- [Given task] Reproduce all entries precisely, down to the last character.

_ _ _ _ _ _ _

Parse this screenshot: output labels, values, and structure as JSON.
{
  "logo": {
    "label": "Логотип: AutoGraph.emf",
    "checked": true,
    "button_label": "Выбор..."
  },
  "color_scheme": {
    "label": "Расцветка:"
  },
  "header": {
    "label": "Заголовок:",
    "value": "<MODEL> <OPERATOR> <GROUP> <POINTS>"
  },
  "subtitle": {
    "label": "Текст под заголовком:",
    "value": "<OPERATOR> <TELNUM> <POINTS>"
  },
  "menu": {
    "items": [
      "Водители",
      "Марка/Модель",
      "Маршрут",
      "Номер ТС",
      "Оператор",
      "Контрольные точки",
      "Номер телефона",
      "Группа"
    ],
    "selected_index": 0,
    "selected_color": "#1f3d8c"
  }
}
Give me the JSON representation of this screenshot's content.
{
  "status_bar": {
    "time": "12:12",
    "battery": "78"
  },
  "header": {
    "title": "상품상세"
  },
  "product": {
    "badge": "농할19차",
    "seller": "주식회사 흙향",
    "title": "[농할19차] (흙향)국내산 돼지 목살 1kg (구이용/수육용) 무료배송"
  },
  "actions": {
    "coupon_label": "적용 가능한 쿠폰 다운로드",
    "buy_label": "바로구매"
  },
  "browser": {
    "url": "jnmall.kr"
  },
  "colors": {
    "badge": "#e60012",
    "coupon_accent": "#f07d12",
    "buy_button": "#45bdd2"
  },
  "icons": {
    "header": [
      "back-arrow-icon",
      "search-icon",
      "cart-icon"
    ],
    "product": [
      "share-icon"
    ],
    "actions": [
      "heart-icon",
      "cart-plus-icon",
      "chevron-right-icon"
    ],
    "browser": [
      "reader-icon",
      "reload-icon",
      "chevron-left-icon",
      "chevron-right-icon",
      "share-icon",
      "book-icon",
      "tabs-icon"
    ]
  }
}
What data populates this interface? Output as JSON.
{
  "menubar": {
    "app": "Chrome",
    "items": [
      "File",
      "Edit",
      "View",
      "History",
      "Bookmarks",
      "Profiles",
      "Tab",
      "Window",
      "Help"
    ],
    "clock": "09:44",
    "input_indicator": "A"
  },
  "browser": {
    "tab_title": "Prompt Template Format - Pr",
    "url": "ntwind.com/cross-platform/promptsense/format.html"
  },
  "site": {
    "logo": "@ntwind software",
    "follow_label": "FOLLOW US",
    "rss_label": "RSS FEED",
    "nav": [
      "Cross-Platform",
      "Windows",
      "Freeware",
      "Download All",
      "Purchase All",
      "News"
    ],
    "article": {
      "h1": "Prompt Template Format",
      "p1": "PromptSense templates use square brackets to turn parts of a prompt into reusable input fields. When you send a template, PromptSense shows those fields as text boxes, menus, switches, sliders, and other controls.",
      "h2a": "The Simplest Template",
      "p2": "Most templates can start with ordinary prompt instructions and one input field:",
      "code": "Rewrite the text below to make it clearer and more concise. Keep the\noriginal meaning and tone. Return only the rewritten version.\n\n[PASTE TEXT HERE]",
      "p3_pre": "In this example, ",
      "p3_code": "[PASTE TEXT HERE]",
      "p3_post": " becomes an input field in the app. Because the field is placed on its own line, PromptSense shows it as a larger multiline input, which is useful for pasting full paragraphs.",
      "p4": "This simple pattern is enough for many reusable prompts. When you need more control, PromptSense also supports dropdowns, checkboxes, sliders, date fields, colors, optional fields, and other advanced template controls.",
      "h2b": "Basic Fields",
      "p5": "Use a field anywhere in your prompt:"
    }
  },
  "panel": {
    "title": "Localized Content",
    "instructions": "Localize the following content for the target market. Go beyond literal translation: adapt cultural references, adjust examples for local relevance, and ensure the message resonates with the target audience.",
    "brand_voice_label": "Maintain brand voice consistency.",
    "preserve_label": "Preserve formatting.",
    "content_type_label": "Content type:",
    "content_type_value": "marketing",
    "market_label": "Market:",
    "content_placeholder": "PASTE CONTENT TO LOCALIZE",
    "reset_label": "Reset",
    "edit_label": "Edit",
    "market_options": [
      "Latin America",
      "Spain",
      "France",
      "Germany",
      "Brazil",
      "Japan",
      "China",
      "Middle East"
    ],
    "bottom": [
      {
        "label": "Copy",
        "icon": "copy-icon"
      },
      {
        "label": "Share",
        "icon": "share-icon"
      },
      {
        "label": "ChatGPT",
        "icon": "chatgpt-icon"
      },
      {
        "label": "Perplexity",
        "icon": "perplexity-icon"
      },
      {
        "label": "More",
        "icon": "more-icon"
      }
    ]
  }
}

_ _ _ _ _ _ _

- [Reply to the exercise]
Parse this screenshot: output labels, values, and structure as JSON.
{
  "logo": {
    "label": "Логотип: AutoGraph.emf",
    "checked": true,
    "button_label": "Выбор..."
  },
  "color_scheme": {
    "label": "Расцветка:"
  },
  "header": {
    "label": "Заголовок:",
    "value": "<MODEL> <OPERATOR> <GROUP> <POINTS>"
  },
  "subtitle": {
    "label": "Текст под заголовком:",
    "value": "<OPERATOR> <TELNUM> <POINTS>"
  },
  "menu": {
    "items": [
      "Водители",
      "Марка/Модель",
      "Маршрут",
      "Номер ТС",
      "Оператор",
      "Контрольные точки",
      "Номер телефона",
      "Группа"
    ],
    "selected_index": 0,
    "selected_color": "#1f3d8c"
  }
}
Give me the JSON representation of this screenshot's content.
{
  "status_bar": {
    "time": "12:12",
    "battery": "78"
  },
  "header": {
    "title": "상품상세"
  },
  "product": {
    "badge": "농할19차",
    "seller": "주식회사 흙향",
    "title": "[농할19차] (흙향)국내산 돼지 목살 1kg (구이용/수육용) 무료배송"
  },
  "actions": {
    "coupon_label": "적용 가능한 쿠폰 다운로드",
    "buy_label": "바로구매"
  },
  "browser": {
    "url": "jnmall.kr"
  },
  "colors": {
    "badge": "#e60012",
    "coupon_accent": "#f07d12",
    "buy_button": "#45bdd2"
  },
  "icons": {
    "header": [
      "back-arrow-icon",
      "search-icon",
      "cart-icon"
    ],
    "product": [
      "share-icon"
    ],
    "actions": [
      "heart-icon",
      "cart-plus-icon",
      "chevron-right-icon"
    ],
    "browser": [
      "reader-icon",
      "reload-icon",
      "chevron-left-icon",
      "chevron-right-icon",
      "share-icon",
      "book-icon",
      "tabs-icon"
    ]
  }
}
What data populates this interface? Output as JSON.
{
  "menubar": {
    "app": "Chrome",
    "items": [
      "File",
      "Edit",
      "View",
      "History",
      "Bookmarks",
      "Profiles",
      "Tab",
      "Window",
      "Help"
    ],
    "clock": "09:44",
    "input_indicator": "A"
  },
  "browser": {
    "tab_title": "Prompt Template Format - Pr",
    "url": "ntwind.com/cross-platform/promptsense/format.html"
  },
  "site": {
    "logo": "@ntwind software",
    "follow_label": "FOLLOW US",
    "rss_label": "RSS FEED",
    "nav": [
      "Cross-Platform",
      "Windows",
      "Freeware",
      "Download All",
      "Purchase All",
      "News"
    ],
    "article": {
      "h1": "Prompt Template Format",
      "p1": "PromptSense templates use square brackets to turn parts of a prompt into reusable input fields. When you send a template, PromptSense shows those fields as text boxes, menus, switches, sliders, and other controls.",
      "h2a": "The Simplest Template",
      "p2": "Most templates can start with ordinary prompt instructions and one input field:",
      "code": "Rewrite the text below to make it clearer and more concise. Keep the\noriginal meaning and tone. Return only the rewritten version.\n\n[PASTE TEXT HERE]",
      "p3_pre": "In this example, ",
      "p3_code": "[PASTE TEXT HERE]",
      "p3_post": " becomes an input field in the app. Because the field is placed on its own line, PromptSense shows it as a larger multiline input, which is useful for pasting full paragraphs.",
      "p4": "This simple pattern is enough for many reusable prompts. When you need more control, PromptSense also supports dropdowns, checkboxes, sliders, date fields, colors, optional fields, and other advanced template controls.",
      "h2b": "Basic Fields",
      "p5": "Use a field anywhere in your prompt:"
    }
  },
  "panel": {
    "title": "Localized Content",
    "instructions": "Localize the following content for the target market. Go beyond literal translation: adapt cultural references, adjust examples for local relevance, and ensure the message resonates with the target audience.",
    "brand_voice_label": "Maintain brand voice consistency.",
    "preserve_label": "Preserve formatting.",
    "content_type_label": "Content type:",
    "content_type_value": "marketing",
    "market_label": "Market:",
    "content_placeholder": "PASTE CONTENT TO LOCALIZE",
    "reset_label": "Reset",
    "edit_label": "Edit",
    "market_options": [
      "Latin America",
      "Spain",
      "France",
      "Germany",
      "Brazil",
      "Japan",
      "China",
      "Middle East"
    ],
    "bottom": [
      {
        "label": "Copy",
        "icon": "copy-icon"
      },
      {
        "label": "Share",
        "icon": "share-icon"
      },
      {
        "label": "ChatGPT",
        "icon": "chatgpt-icon"
      },
      {
        "label": "Perplexity",
        "icon": "perplexity-icon"
      },
      {
        "label": "More",
        "icon": "more-icon"
      }
    ]
  }
}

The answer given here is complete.